◆ Supplied passage:

And in 2013, new legislation (the Ley General del Servicio Profesional Docente) (Congreso General de los Estados Unidos Mexicanos, 2013[15]) reformed the procedures for entering the teaching profession in Mexico, putting in place new selection examinations. These reforms removed the automatic right of those having successfully graduated from normal schools to enter the teaching profession and allowed any bachelor’s graduate to sit the new entry exams (Medrano, Ángeles Méndez and Morales Hernández, 2017, p. 21[16]).
In the academic year 2016-17, there were 276 public normal schools in Mexico, enrolling almost 84 000 students2, the majority in face-to-face bachelor’s programmes training pre-primary, primary and secondary school teachers. Around 2% of enrolment in public normal schools was in distance programmes and around 3 000 students (4% of total enrolment) were in postgraduate programmes. In the private sector, there were 176 schools enrolling over 14 000 students, meaning roughly 15% of total enrolment in normal education in Mexico was in the private sector (Table 2.2, Table 2.5). Many normal schools are small, particularly in the private sector. More than four out five private normal schools - and a quarter of their public counterparts - enrol fewer than 150 students. In 2015-16, only 14 normal schools in the whole country (13 of them public) enrolled more than 950 students (Medrano, Ángeles Méndez and Morales Hernández, 2017, p. 39[16]).
Successive governments in Mexico have acknowledged both the crucial importance of high quality teacher training for the whole education system and the significant challenges faced by the system of normal schools. Taking into account discussions with representatives of normal schools and the DGESPE, along with available documentary evidence, the sections below provide a brief review of the strengths and weaknesses of the normal schools in Mexico, examining governance, funding, staffing, equity, quality and innovation. We focus here exclusively on public normal schools, given the role of government in funding and steering these institutions, although many of the points raised are likely to be relevant to the private sector.
6.3.2. Strengths and challenges
1. Governance
Public normal schools nominally fall under the responsibility of the state. However, in contrast to other types of public institution under state responsibility, normal schools have very limited autonomy in their day-to-day activities.
Most notably, both the structure and content of programmes are specified centrally for the whole country by the Directorate-General for higher education for educational professionals (DGESPE), with individual schools then responsible for delivering these standardised programmes. Standardised curricula exist for the different bachelor’s programmes offered (pre-primary education, primary education, secondary, physical education, special education etc.). Pay and conditions for staff are also established centrally. As discussed below, the states and the Federation share responsibility for funding public normal schools. The creation of new programmes in normal schools is subject to approval by state education authorities, who must subsequently register approved programmes with the DGESPE in Mexico City.

◆ Data lines:
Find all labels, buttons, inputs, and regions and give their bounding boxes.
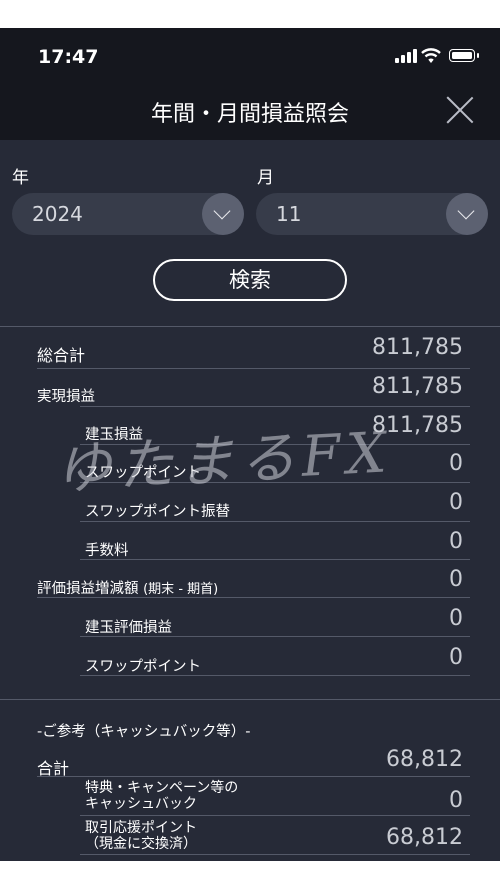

◆ Prompt:
Extend the passage on Mexico's public normal schools, beginning with the sentence that would follow its final one.

◆ Answer to this exercise:
The logic for regulating curricula centrally is that normal schools are responsible for preparing teachers to deliver school-level education, which has been increasingly standardised for the whole country. As such, a close articulation between the system of normal education and the system of school education is needed. This was indeed why normal education remained the responsibility of the SEP departments for school education until just over a decade ago. However, analysts have noted that even when normal schools were grouped with school education, reform of curricula in normal schools was not well coordinated with (planned) reforms of the school curriculum, leading to substantial misalignment in content and approaches over time (Medrano, Ángeles Méndez and Morales Hernández, 2017, p. 28[16]). Moreover, even when centralised normal school curricula are updated, there is a risk that they are too prescriptive, leaving insufficient freedom to individual schools and academic staff to adapt their programmes to local needs or exploit the specific expertise of individual staff members.
In individual states, state education authorities do play a role in evaluating demand for teachers and approving new study programmes and normal schools. In some states, such as Yucatán, the state authorities have also facilitated the creation of networks bringing together all public normal schools in the state to contribute to the strategic planning of the sector, discuss requirements and challenges and exchange experience.
2. Funding
State education authorities, primarily using funds transferred from the federal government, fund public normal schools. Salary costs for academic staff in normal schools are included in specific allocations to the states provided through in Section 33 of the annual federal budget, earmarked for staff and operating costs in the education sector (the Fondo de Aportaciones para la Nómina Educativa y Gasto Operativo, FONE). This earmarking of allocations limits state authorities’ scope to influence salary levels of staff numbers. The allocation of funds to normal schools via funding streams destined for school-level education means that – in contrast to the situation for other higher education institutions - it is not possible to identify budgets for individual institutions and thus investment per student (Mendoza Rojas, Javier, 2017[17]). ANUIES was not able to include an estimate of average investment per student in normal schools in their most recent analysis of funding in Mexican higher education (ANUIES, 2018[8]), meaning it is not possible to compare their level of resourcing with that of other public subsystems.
Despite these data limitations, discussions with stakeholders during the Review visit, as well as the analysis by Mexican commentators (Medrano, Ángeles Méndez and Morales Hernández, 2017[16]), suggest that normal schools face structural underfunding problems. Many normal schools are small, operating in poor quality buildings and with limited access to modern teaching resources. As discussed below, the level of funding allocated to the sector also influences the ability of normal schools to employ permanent, full-time staff. The visible impact of funding levels on infrastructure, equipment and staffing has clear implications for the quality of education normal schools can offer.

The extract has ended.